**Your task:** Convert the lines from the one containing "Point (224, 613, 246, 627)" through the one containing "Point (471, 632, 494, 647)", inclusive, into a JSON list of strings with one string per line and blank lines omitted.

**Given entries:**
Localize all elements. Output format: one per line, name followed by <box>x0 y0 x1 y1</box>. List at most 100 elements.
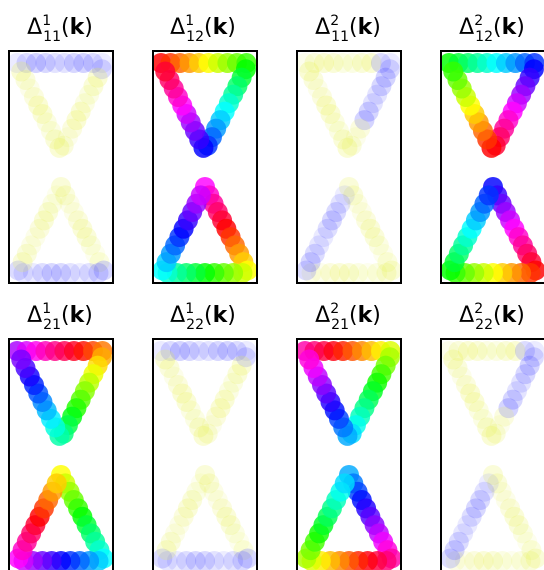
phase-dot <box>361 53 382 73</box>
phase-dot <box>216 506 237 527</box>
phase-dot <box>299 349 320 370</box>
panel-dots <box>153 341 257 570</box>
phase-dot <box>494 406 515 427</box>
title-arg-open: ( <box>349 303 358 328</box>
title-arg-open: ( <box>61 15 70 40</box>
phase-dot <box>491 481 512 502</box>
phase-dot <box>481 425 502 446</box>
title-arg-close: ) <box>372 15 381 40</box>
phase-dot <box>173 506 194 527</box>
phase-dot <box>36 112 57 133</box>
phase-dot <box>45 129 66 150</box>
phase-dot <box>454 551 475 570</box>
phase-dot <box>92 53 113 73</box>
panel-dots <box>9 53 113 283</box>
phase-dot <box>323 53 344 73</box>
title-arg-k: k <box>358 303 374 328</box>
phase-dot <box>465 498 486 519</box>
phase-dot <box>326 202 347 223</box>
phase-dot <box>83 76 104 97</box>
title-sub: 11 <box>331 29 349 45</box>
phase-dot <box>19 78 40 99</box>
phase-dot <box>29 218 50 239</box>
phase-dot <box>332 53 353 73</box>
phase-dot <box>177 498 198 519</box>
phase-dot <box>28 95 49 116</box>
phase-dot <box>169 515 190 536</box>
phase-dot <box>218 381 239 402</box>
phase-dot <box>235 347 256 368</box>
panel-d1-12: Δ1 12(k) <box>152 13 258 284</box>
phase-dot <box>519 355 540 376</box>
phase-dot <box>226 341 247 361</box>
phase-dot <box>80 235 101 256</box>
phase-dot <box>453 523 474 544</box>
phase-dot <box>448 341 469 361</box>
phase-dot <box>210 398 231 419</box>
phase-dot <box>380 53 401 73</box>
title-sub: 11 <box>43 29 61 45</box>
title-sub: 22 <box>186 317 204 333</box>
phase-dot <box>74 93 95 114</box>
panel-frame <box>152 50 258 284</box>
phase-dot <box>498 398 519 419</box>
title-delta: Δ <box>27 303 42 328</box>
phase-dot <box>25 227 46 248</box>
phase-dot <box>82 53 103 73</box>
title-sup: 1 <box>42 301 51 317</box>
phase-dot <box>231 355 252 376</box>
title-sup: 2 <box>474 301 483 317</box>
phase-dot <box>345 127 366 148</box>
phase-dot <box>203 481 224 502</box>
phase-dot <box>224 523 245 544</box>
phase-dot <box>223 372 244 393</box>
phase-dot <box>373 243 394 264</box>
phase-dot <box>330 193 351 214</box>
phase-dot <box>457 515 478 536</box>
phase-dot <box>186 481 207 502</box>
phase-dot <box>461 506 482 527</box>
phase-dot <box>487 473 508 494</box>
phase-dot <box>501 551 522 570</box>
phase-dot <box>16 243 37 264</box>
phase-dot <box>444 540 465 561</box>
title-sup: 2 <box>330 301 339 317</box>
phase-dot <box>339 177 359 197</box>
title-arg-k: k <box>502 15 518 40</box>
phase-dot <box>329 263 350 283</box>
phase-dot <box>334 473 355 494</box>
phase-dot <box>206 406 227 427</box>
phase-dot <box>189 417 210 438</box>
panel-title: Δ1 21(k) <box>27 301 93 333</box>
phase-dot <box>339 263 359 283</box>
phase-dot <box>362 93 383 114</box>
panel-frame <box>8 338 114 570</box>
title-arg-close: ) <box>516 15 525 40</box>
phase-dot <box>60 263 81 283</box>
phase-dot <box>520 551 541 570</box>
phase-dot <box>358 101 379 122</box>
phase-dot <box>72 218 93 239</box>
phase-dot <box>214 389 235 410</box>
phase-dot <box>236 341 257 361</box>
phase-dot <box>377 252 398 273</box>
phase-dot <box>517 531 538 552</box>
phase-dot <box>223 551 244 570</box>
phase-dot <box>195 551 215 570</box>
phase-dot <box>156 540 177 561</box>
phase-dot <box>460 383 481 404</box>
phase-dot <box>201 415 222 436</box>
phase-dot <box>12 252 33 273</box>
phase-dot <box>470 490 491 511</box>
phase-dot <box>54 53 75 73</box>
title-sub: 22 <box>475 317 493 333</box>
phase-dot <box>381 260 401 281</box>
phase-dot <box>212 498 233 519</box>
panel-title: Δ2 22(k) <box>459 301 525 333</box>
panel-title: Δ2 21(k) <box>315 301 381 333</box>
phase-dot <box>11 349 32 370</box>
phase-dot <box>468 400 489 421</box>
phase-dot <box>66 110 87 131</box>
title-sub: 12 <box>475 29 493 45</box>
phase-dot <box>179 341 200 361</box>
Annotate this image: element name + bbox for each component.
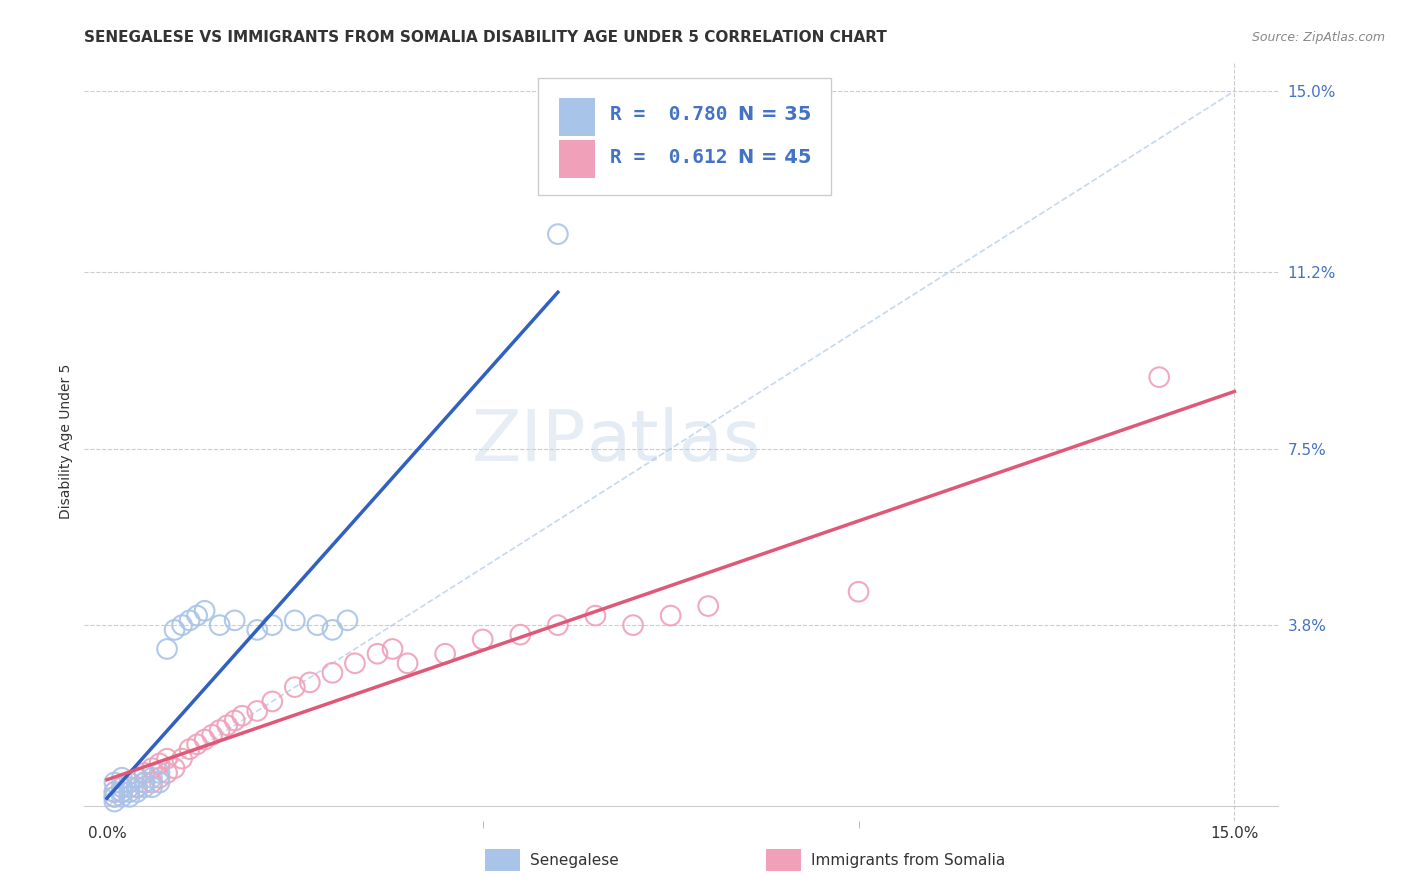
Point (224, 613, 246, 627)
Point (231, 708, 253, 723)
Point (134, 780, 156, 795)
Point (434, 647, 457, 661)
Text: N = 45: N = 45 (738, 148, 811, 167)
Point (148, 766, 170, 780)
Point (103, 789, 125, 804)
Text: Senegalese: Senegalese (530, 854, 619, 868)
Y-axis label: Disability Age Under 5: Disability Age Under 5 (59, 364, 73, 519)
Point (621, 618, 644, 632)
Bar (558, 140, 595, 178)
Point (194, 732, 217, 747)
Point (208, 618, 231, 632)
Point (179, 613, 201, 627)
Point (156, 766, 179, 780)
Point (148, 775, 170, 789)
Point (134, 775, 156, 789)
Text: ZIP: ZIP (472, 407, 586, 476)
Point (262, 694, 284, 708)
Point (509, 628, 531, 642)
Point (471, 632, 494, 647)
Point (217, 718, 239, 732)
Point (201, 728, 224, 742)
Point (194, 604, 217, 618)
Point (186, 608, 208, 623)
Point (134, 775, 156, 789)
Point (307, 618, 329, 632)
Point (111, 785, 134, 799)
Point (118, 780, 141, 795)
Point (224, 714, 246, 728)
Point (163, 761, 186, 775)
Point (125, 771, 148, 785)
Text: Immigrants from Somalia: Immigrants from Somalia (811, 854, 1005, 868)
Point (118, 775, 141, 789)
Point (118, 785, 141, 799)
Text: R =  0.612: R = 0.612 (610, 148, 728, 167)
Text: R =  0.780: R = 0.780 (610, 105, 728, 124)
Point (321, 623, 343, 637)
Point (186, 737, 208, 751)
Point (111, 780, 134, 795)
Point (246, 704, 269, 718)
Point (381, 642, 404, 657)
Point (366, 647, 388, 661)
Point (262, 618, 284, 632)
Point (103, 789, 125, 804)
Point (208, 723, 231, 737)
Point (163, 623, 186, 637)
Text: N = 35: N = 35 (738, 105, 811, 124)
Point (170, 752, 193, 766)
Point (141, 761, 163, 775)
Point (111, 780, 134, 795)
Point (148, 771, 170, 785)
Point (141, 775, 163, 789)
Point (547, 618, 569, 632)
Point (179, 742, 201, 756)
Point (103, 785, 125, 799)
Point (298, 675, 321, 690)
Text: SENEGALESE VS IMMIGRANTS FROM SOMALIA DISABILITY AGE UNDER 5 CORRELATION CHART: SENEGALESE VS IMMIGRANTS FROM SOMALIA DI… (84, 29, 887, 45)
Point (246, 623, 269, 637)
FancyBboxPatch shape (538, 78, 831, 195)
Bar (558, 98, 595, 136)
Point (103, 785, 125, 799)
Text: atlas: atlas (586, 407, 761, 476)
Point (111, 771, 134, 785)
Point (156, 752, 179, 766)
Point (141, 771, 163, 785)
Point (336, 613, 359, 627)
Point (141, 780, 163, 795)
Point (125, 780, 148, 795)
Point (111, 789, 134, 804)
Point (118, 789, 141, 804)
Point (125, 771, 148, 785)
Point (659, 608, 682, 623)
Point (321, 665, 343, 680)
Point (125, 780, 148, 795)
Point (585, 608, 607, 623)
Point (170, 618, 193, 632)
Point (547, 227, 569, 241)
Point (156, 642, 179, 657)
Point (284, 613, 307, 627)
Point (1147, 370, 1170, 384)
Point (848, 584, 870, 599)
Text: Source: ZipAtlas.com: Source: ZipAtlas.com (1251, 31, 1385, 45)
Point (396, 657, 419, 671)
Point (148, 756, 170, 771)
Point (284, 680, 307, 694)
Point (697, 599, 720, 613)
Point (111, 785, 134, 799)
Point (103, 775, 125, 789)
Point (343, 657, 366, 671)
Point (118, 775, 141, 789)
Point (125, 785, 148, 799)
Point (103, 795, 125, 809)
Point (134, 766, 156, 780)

**Solved exercise:**
[
  "Point (224, 613, 246, 627)",
  "Point (231, 708, 253, 723)",
  "Point (134, 780, 156, 795)",
  "Point (434, 647, 457, 661)",
  "Text: N = 45: N = 45 (738, 148, 811, 167)",
  "Point (148, 766, 170, 780)",
  "Point (103, 789, 125, 804)",
  "Text: Senegalese: Senegalese (530, 854, 619, 868)",
  "Y-axis label: Disability Age Under 5: Disability Age Under 5 (59, 364, 73, 519)",
  "Point (621, 618, 644, 632)",
  "Bar (558, 140, 595, 178)",
  "Point (194, 732, 217, 747)",
  "Point (208, 618, 231, 632)",
  "Point (179, 613, 201, 627)",
  "Point (156, 766, 179, 780)",
  "Point (148, 775, 170, 789)",
  "Point (134, 775, 156, 789)",
  "Text: ZIP: ZIP (472, 407, 586, 476)",
  "Point (262, 694, 284, 708)",
  "Point (509, 628, 531, 642)",
  "Point (471, 632, 494, 647)"
]